** START Data to process **

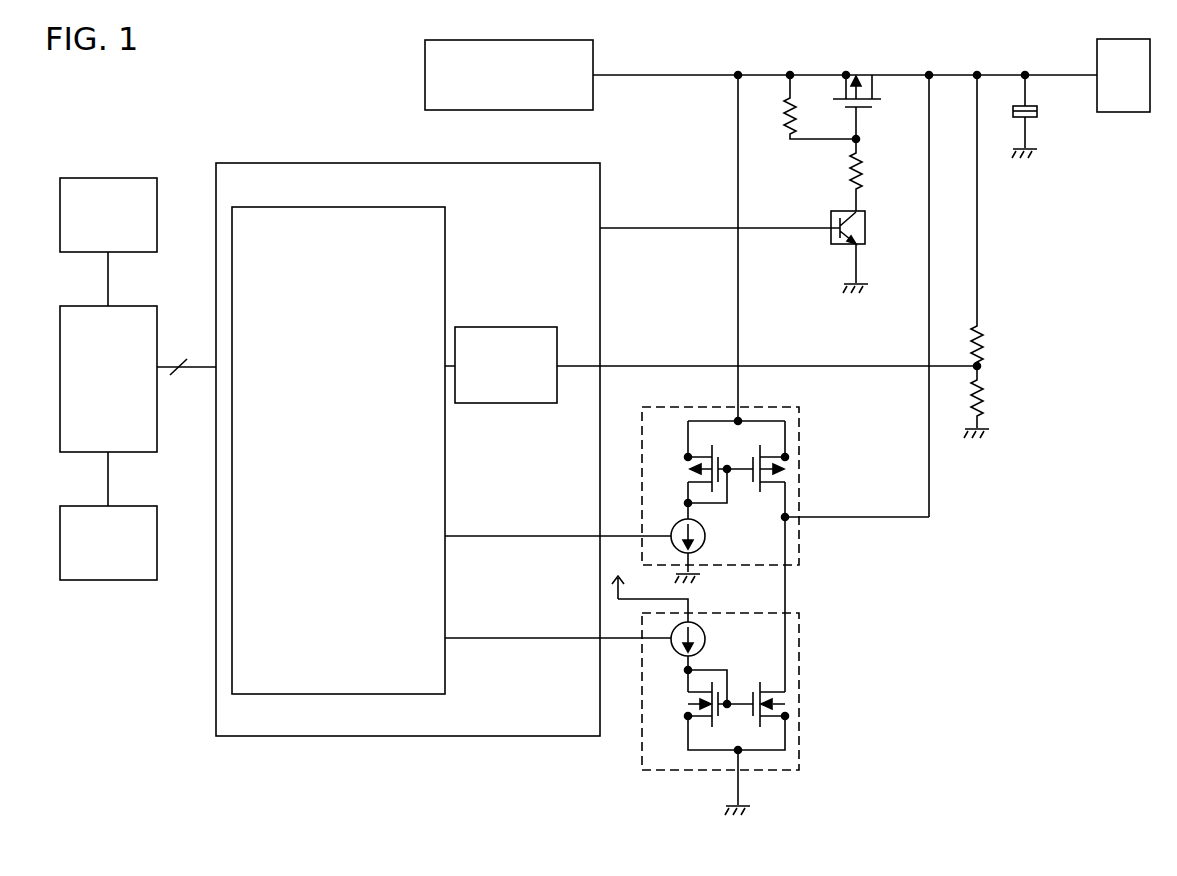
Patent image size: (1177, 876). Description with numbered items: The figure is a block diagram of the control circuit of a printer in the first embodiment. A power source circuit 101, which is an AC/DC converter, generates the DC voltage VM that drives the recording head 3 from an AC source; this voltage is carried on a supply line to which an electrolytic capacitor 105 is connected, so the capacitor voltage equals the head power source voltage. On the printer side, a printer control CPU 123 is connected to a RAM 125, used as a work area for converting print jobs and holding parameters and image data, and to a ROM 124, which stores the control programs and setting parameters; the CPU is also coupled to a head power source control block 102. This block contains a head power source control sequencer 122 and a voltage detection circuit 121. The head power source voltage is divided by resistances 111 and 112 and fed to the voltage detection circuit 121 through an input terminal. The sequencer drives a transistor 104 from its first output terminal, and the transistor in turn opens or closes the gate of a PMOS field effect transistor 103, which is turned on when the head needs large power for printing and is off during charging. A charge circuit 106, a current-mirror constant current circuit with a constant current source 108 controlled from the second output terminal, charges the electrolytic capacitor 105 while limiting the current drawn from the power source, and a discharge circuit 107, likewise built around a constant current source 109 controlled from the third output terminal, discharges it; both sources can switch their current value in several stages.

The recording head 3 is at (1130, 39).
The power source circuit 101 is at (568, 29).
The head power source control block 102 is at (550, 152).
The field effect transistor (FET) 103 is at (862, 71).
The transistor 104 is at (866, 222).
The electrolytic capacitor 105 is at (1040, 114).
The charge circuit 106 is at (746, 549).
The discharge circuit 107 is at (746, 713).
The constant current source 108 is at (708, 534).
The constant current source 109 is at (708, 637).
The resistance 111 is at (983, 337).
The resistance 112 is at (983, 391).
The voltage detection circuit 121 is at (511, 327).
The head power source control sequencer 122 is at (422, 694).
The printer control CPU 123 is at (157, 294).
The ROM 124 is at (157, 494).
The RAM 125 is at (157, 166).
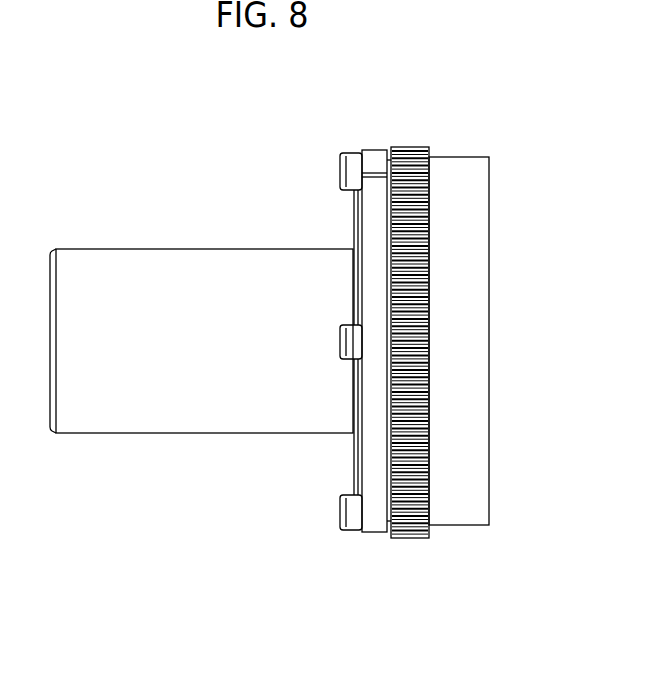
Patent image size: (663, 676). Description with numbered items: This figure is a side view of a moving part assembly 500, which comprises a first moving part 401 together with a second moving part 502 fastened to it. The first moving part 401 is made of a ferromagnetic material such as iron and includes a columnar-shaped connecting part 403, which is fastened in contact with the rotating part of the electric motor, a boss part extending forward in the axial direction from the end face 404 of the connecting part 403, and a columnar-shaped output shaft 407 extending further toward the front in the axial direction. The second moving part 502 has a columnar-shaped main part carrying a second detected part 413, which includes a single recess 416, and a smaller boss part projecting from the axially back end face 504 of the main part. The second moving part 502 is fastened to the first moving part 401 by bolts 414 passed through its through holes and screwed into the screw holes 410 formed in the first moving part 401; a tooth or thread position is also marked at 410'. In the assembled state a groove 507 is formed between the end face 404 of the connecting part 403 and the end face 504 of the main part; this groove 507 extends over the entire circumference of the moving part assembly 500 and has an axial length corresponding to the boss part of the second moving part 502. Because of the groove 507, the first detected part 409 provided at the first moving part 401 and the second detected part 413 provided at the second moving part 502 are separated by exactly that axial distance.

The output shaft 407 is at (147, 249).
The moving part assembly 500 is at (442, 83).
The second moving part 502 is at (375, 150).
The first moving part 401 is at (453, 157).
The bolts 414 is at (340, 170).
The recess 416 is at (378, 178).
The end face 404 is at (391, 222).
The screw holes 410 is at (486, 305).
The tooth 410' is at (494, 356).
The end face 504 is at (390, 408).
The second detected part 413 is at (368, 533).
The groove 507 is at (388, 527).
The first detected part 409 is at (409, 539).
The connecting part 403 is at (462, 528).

** END Data to process **

Exercise brief -
Copy out word for word the stretch of the material from the line containing "Patent image size: (663, 676)." through the line containing "The bolts 414 is at (340, 170).", including both of those lines.

Full output -
Patent image size: (663, 676). Description with numbered items: This figure is a side view of a moving part assembly 500, which comprises a first moving part 401 together with a second moving part 502 fastened to it. The first moving part 401 is made of a ferromagnetic material such as iron and includes a columnar-shaped connecting part 403, which is fastened in contact with the rotating part of the electric motor, a boss part extending forward in the axial direction from the end face 404 of the connecting part 403, and a columnar-shaped output shaft 407 extending further toward the front in the axial direction. The second moving part 502 has a columnar-shaped main part carrying a second detected part 413, which includes a single recess 416, and a smaller boss part projecting from the axially back end face 504 of the main part. The second moving part 502 is fastened to the first moving part 401 by bolts 414 passed through its through holes and screwed into the screw holes 410 formed in the first moving part 401; a tooth or thread position is also marked at 410'. In the assembled state a groove 507 is formed between the end face 404 of the connecting part 403 and the end face 504 of the main part; this groove 507 extends over the entire circumference of the moving part assembly 500 and has an axial length corresponding to the boss part of the second moving part 502. Because of the groove 507, the first detected part 409 provided at the first moving part 401 and the second detected part 413 provided at the second moving part 502 are separated by exactly that axial distance.

The output shaft 407 is at (147, 249).
The moving part assembly 500 is at (442, 83).
The second moving part 502 is at (375, 150).
The first moving part 401 is at (453, 157).
The bolts 414 is at (340, 170).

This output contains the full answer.